--- What you have to do ---
Transcribe all the entries word for word, skipping the pictures.

━━ Recorded information ━━

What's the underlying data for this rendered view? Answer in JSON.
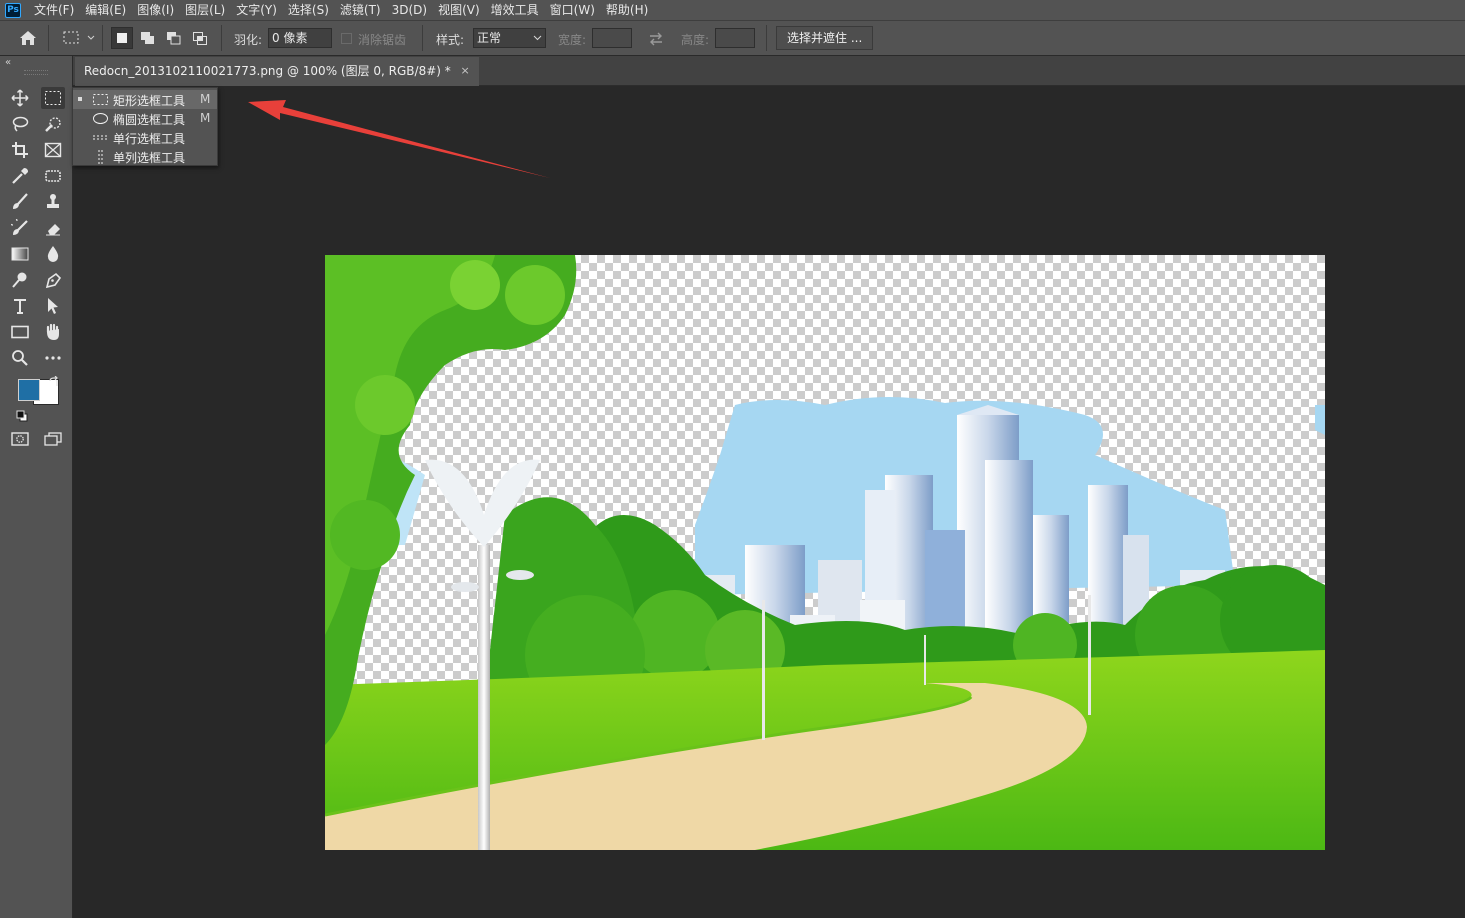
{
  "app": {
    "logo": "Ps",
    "accent": "#31a8ff"
  },
  "menu": [
    "文件(F)",
    "编辑(E)",
    "图像(I)",
    "图层(L)",
    "文字(Y)",
    "选择(S)",
    "滤镜(T)",
    "3D(D)",
    "视图(V)",
    "增效工具",
    "窗口(W)",
    "帮助(H)"
  ],
  "options": {
    "feather_label": "羽化:",
    "feather_value": "0 像素",
    "antialias_label": "消除锯齿",
    "style_label": "样式:",
    "style_value": "正常",
    "width_label": "宽度:",
    "height_label": "高度:",
    "select_mask_button": "选择并遮住 ..."
  },
  "document_tab": {
    "title": "Redocn_2013102110021773.png @ 100% (图层 0, RGB/8#) *",
    "close": "×"
  },
  "flyout": {
    "items": [
      {
        "label": "矩形选框工具",
        "shortcut": "M",
        "active": true,
        "icon": "rect-marquee-icon"
      },
      {
        "label": "椭圆选框工具",
        "shortcut": "M",
        "active": false,
        "icon": "ellipse-marquee-icon"
      },
      {
        "label": "单行选框工具",
        "shortcut": "",
        "active": false,
        "icon": "single-row-marquee-icon"
      },
      {
        "label": "单列选框工具",
        "shortcut": "",
        "active": false,
        "icon": "single-column-marquee-icon"
      }
    ]
  },
  "colors": {
    "foreground": "#1f6fa5",
    "background": "#ffffff",
    "annotation_arrow": "#e8403a"
  }
}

━━━

--- Solved exercise ---
What's the underlying data for this rendered view? Answer in JSON.
{
  "app": {
    "logo": "Ps",
    "accent": "#31a8ff"
  },
  "menu": [
    "文件(F)",
    "编辑(E)",
    "图像(I)",
    "图层(L)",
    "文字(Y)",
    "选择(S)",
    "滤镜(T)",
    "3D(D)",
    "视图(V)",
    "增效工具",
    "窗口(W)",
    "帮助(H)"
  ],
  "options": {
    "feather_label": "羽化:",
    "feather_value": "0 像素",
    "antialias_label": "消除锯齿",
    "style_label": "样式:",
    "style_value": "正常",
    "width_label": "宽度:",
    "height_label": "高度:",
    "select_mask_button": "选择并遮住 ..."
  },
  "document_tab": {
    "title": "Redocn_2013102110021773.png @ 100% (图层 0, RGB/8#) *",
    "close": "×"
  },
  "flyout": {
    "items": [
      {
        "label": "矩形选框工具",
        "shortcut": "M",
        "active": true,
        "icon": "rect-marquee-icon"
      },
      {
        "label": "椭圆选框工具",
        "shortcut": "M",
        "active": false,
        "icon": "ellipse-marquee-icon"
      },
      {
        "label": "单行选框工具",
        "shortcut": "",
        "active": false,
        "icon": "single-row-marquee-icon"
      },
      {
        "label": "单列选框工具",
        "shortcut": "",
        "active": false,
        "icon": "single-column-marquee-icon"
      }
    ]
  },
  "colors": {
    "foreground": "#1f6fa5",
    "background": "#ffffff",
    "annotation_arrow": "#e8403a"
  }
}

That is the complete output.